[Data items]

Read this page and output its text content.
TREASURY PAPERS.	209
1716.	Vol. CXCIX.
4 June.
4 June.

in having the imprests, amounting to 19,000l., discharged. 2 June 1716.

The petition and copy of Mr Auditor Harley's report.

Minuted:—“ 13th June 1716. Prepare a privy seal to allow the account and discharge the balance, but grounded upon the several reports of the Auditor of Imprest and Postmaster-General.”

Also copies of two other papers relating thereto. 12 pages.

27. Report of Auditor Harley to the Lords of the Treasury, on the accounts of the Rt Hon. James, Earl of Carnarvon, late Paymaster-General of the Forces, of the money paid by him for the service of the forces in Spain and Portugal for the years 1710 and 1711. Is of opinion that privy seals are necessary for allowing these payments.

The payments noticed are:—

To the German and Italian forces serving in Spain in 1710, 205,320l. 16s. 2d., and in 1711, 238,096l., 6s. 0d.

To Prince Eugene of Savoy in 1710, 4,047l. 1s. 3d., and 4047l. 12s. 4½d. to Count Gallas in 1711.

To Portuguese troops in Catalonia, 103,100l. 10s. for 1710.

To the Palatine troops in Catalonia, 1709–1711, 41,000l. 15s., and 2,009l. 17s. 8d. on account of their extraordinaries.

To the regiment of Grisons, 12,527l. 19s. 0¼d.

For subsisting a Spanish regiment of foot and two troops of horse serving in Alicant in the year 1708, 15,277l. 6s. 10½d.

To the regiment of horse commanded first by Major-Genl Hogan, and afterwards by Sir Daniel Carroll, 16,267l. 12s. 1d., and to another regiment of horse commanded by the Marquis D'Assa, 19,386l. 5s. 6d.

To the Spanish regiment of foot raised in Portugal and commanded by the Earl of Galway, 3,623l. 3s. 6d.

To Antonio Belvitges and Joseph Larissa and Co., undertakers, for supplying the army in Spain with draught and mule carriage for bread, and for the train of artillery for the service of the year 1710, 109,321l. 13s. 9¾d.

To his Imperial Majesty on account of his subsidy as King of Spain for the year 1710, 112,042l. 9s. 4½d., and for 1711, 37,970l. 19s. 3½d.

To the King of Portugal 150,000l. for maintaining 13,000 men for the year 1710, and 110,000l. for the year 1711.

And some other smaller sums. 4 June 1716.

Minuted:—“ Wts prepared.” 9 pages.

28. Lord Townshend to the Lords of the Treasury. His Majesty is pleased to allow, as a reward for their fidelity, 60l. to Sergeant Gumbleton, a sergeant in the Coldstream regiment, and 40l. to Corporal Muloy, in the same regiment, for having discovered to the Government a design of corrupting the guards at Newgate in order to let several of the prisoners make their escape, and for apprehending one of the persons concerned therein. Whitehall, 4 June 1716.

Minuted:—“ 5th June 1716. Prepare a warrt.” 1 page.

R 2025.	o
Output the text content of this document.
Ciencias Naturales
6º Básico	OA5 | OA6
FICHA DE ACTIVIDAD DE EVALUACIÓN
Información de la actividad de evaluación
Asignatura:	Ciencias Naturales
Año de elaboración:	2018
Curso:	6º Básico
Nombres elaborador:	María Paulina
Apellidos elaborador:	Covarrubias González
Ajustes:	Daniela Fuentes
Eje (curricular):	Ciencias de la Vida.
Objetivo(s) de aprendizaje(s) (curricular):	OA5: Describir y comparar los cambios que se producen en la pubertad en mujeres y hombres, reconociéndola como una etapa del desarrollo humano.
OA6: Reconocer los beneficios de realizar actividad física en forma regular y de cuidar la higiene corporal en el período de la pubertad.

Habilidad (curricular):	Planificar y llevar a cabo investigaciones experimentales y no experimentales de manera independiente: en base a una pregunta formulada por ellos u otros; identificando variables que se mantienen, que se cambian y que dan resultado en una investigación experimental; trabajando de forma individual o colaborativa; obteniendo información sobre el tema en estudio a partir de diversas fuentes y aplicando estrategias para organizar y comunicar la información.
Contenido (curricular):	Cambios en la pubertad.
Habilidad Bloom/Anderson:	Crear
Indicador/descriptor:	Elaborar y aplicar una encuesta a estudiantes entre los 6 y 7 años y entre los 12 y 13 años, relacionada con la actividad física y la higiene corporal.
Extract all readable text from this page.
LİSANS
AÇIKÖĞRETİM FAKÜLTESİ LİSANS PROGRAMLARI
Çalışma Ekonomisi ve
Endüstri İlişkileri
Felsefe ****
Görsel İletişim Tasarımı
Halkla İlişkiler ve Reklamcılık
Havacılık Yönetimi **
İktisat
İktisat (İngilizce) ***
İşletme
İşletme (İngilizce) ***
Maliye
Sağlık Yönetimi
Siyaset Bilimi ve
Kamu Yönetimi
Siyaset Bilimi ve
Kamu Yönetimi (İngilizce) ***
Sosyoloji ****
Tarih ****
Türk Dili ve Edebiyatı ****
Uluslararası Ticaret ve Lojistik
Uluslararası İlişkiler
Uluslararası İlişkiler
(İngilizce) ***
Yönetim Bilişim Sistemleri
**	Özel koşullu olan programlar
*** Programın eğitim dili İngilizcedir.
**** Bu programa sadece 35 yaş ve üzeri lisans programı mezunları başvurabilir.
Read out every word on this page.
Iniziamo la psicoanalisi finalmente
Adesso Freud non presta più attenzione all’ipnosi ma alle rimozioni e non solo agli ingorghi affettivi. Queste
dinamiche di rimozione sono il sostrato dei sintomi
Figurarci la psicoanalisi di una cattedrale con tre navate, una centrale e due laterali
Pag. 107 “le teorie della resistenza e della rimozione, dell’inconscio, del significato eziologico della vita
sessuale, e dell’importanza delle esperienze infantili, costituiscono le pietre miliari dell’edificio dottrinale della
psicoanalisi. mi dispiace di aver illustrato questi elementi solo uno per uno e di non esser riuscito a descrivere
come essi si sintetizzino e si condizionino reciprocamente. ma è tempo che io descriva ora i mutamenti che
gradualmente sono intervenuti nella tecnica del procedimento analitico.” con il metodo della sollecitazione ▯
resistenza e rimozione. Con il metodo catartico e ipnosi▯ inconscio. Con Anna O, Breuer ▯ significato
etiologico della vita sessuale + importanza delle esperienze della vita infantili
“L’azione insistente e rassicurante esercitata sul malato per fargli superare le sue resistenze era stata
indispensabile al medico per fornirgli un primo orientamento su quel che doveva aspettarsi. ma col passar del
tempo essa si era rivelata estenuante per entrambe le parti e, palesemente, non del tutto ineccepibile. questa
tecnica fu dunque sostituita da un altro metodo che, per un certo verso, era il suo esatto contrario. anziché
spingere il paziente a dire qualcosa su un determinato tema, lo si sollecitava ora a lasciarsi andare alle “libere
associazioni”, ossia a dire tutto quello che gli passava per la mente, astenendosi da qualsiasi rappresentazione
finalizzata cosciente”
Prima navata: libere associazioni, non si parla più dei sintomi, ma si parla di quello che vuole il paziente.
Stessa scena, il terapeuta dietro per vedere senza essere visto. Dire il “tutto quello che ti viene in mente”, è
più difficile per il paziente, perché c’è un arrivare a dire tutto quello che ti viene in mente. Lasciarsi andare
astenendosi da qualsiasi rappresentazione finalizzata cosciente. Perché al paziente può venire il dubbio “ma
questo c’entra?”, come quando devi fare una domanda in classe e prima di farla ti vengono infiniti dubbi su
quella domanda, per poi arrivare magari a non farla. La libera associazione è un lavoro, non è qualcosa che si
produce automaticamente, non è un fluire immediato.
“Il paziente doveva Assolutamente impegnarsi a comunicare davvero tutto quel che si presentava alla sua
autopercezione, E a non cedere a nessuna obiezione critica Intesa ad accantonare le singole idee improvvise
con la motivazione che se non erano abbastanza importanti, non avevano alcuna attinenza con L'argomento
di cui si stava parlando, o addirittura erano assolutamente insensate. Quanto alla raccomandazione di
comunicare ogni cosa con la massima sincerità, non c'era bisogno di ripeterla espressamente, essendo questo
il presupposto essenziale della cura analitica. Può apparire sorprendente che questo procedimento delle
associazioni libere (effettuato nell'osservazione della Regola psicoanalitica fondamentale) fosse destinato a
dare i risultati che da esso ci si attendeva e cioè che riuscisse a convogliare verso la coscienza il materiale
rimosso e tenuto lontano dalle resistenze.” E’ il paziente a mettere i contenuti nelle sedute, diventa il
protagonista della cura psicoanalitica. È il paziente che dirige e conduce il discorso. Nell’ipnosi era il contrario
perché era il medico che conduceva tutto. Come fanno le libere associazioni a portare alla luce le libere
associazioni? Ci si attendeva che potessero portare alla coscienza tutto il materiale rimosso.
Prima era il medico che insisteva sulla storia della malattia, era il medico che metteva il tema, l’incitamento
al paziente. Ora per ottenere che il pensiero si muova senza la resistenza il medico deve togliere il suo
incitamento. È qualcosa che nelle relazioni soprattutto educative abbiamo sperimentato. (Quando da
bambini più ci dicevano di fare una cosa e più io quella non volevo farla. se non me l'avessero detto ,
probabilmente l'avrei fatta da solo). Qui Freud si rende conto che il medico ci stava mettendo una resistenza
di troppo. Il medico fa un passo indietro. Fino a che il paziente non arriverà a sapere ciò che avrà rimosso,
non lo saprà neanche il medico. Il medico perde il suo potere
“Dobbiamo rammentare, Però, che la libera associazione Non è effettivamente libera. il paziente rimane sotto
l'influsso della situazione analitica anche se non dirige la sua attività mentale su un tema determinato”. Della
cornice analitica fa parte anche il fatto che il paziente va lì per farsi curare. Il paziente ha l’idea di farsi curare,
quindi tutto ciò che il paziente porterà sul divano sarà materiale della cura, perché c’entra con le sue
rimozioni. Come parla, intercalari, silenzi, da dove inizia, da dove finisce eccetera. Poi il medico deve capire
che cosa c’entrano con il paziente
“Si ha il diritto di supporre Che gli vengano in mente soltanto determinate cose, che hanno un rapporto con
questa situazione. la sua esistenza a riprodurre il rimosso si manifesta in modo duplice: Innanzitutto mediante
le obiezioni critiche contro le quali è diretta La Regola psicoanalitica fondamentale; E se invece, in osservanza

• What to do: Show the lines of the material that contain the word "associazioni".

• Full solution:
associazioni”, ossia a dire tutto quello che gli passava per la mente, astenendosi da qualsiasi rappresentazione
Prima navata: libere associazioni, non si parla più dei sintomi, ma si parla di quello che vuole il paziente.
associazioni libere (effettuato nell'osservazione della Regola psicoanalitica fondamentale) fosse destinato a
perché era il medico che conduceva tutto. Come fanno le libere associazioni a portare alla luce le libere
associazioni? Ci si attendeva che potessero portare alla coscienza tutto il materiale rimosso.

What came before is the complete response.